§ What you have to do: Continue the mailing-list thread about INIT signals under nested virtualization, starting right after its last line.

§ Document excerpt:
>> Begin
On 2013-03-11 19:13, Gleb Natapov wrote:
> On Mon, Mar 11, 2013 at 07:05:48PM +0100, Jan Kiszka wrote:
>> On 2013-03-11 18:41, Gleb Natapov wrote:
>>> On Mon, Mar 11, 2013 at 06:34:03PM +0100, Jan Kiszka wrote:
>>>> On 2013-03-11 18:23, Gleb Natapov wrote:
>>>>> On Mon, Mar 11, 2013 at 04:36:33PM +0100, Jan Kiszka wrote:
>>>>>> On 2013-03-11 15:23, Paolo Bonzini wrote:
>>>>>>> Il 11/03/2013 15:05, Gleb Natapov ha scritto:
>>>>>>>> On Mon, Mar 11, 2013 at 03:01:40PM +0100, Jan Kiszka wrote:
>>>>>>>>>> We are not moving away from mp_state, we are moving away from using
>>>>>>>>>> mp_state for signaling because with nested virt INIT does not always
>>>>>>>>>> change mp_state, not only that it can change mp_state long after signal
>>>>>>>>>> is received after vmx off is done.
>>>>>>>>>
>>>>>>>>> Right.
>>>>>>>>>
>>>>>>>>> BTW, for that to happen, we will also need to influence the INIT level.
>>>>>>>>> Unless I misread the spec, INIT is blocked while in root mode, and if
>>>>>>>>> you deassert INIT before leaving root (vmxoff, vmenter), nothing
>>>>>>>>> actually happens. So what matters is the INIT signal level at the exit
>>>>>>>>> of root mode.
>>>>>>>>>
>>>>>>>> You are talking about INIT# signal received via CPU pin, right? I think
>>>>>>>> INIT send by IPI cannot go away.
>>>>>>>
>>>>>>> Neither can go away. For INIT sent by IPI, 10.4.7 says:
>>>>>>>
>>>>>>> Only the Pentium and P6 family processors support the INIT-deassert IPI.
>>>>>>> An INIT-disassert IPI has no affect on the state of the APIC, other than
>>>>>>> to reload the arbitration ID register with the value in the APIC ID
>>>>>>> register.
>> End
§ Data supplied:
>> Begin
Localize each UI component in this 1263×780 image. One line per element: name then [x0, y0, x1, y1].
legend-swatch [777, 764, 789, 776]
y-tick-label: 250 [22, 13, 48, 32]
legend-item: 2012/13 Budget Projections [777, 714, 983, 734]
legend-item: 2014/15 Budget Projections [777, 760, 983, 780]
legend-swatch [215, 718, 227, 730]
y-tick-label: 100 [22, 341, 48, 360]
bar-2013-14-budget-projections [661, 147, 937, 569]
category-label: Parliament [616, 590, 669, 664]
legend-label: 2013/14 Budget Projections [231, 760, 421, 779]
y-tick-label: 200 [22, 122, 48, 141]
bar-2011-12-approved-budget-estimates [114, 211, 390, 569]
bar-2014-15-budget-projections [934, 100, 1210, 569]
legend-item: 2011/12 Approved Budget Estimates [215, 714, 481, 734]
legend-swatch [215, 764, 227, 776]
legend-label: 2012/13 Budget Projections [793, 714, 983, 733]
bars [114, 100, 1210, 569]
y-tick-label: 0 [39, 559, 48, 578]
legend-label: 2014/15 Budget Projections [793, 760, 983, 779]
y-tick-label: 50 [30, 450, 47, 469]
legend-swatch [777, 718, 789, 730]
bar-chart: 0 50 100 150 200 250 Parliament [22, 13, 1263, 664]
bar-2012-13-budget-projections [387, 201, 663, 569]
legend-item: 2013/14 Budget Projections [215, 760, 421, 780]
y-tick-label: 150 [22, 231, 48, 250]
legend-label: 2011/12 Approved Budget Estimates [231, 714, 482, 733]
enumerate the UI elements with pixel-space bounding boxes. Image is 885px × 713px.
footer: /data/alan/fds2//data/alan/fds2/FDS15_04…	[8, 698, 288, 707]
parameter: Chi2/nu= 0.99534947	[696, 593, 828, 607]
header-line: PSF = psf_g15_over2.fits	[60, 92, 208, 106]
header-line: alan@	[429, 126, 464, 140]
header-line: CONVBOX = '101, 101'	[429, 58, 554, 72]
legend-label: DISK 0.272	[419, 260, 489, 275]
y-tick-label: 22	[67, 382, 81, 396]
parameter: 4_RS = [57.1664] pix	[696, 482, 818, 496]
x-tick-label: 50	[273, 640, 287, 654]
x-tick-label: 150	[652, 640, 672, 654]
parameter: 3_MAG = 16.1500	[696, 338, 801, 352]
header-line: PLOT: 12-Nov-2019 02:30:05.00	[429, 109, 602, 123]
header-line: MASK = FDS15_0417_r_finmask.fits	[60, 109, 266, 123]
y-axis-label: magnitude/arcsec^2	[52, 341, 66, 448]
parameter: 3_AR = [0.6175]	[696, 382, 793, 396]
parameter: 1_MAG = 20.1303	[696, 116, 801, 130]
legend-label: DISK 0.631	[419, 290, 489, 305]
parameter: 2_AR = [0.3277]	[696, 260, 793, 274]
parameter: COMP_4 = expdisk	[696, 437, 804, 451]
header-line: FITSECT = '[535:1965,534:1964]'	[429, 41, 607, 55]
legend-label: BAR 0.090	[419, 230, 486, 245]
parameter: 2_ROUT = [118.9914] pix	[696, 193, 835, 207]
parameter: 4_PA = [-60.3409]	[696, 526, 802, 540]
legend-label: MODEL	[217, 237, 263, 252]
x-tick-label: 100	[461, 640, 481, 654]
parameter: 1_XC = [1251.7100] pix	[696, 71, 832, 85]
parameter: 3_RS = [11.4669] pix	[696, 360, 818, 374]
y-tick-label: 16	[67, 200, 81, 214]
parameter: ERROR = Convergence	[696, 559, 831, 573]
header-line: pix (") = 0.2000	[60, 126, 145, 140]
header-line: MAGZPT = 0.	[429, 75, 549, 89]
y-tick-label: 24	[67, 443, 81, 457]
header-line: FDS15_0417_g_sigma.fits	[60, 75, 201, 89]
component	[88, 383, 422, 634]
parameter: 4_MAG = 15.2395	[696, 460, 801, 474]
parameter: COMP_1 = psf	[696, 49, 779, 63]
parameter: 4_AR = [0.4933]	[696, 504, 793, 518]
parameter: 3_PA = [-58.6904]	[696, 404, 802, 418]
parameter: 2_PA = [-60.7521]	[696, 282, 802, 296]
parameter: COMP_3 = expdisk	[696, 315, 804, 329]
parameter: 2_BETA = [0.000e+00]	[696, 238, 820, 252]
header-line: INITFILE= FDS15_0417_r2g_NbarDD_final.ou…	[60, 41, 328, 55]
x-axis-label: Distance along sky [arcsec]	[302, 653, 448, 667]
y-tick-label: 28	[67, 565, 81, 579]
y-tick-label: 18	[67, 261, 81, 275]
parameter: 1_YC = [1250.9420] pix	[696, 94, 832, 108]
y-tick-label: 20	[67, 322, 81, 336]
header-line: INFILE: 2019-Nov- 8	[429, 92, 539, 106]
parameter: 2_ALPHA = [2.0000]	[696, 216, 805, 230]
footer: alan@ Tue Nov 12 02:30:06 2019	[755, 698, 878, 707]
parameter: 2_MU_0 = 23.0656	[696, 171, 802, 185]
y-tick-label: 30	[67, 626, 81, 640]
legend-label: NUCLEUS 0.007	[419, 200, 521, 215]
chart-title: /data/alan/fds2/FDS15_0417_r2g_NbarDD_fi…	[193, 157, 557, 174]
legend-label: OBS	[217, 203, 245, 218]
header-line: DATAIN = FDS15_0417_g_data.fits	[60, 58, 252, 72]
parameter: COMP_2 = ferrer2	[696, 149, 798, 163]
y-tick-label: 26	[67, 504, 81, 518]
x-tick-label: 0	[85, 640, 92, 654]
>> End
§ Result of this task:
>>>>>>>
>>>>>>> 18.27.1 also says that "In the local APIC, NMI and INIT (except for INIT
>>>>>>> deassert) are always treated as edge triggered interrupts".
>>>>>>>
>>>>>>>
>>>>>>> For INIT#, the ICH9 chipset says that "INIT# is driven low for 16 PCI
>>>>>>> clocks" when a soft reset is requested. So we can guess that INIT# is
>>>>>>> also edge-triggered.
>>>>>>
>>>>>> Ah, ok. So, virtually, INIT stays asserted until it can be delivered in
>>>>>> form of a reset or a vmexit.
>>>>>>
>>>>> vmexit clears it?
>>>>
>>>> It has to. Otherwise, it would hit the host on vmxoff.
>>>>
>>> Why do you thing this is not happening?
>>>
>>> Look at [1] page 10 "VMX and INIT blocking". Do you think they were
>>> lucky to hit CPU while it was in a root mode?
>>>
>>> [1] http://www.invisiblethingslab.com/resources/2011/Software%20Attacks%20on%20Intel%20VT-d.pdf
>>
>> Interesting. And confusing. If a VMM cannot "consume" INIT events by
>> reentering the guest nor postpone those events up to that point if they
>> arrived in root mode, the whole vmexit-on-INIT thing is practically
>> useless. I wonder what use case Intel had in mind while designing this.
>>
> I actually find it very useful. On INIT vmexit hypervisor may call
> vmxoff and do proper reset. I find it less useful on AMD where you need
> to send self INIT IPI, but then how you can send self SIPI?
Where's the difference? On Intel, SIPI is also not deliverable until
after vmxoff. So that signal has to come from the INIT sender, just like
on AMD.
However, AMD allows you to NOT do a reset after leaving virtualization
mode. On Intel, INIT is obviously irreversible, thus of limited use.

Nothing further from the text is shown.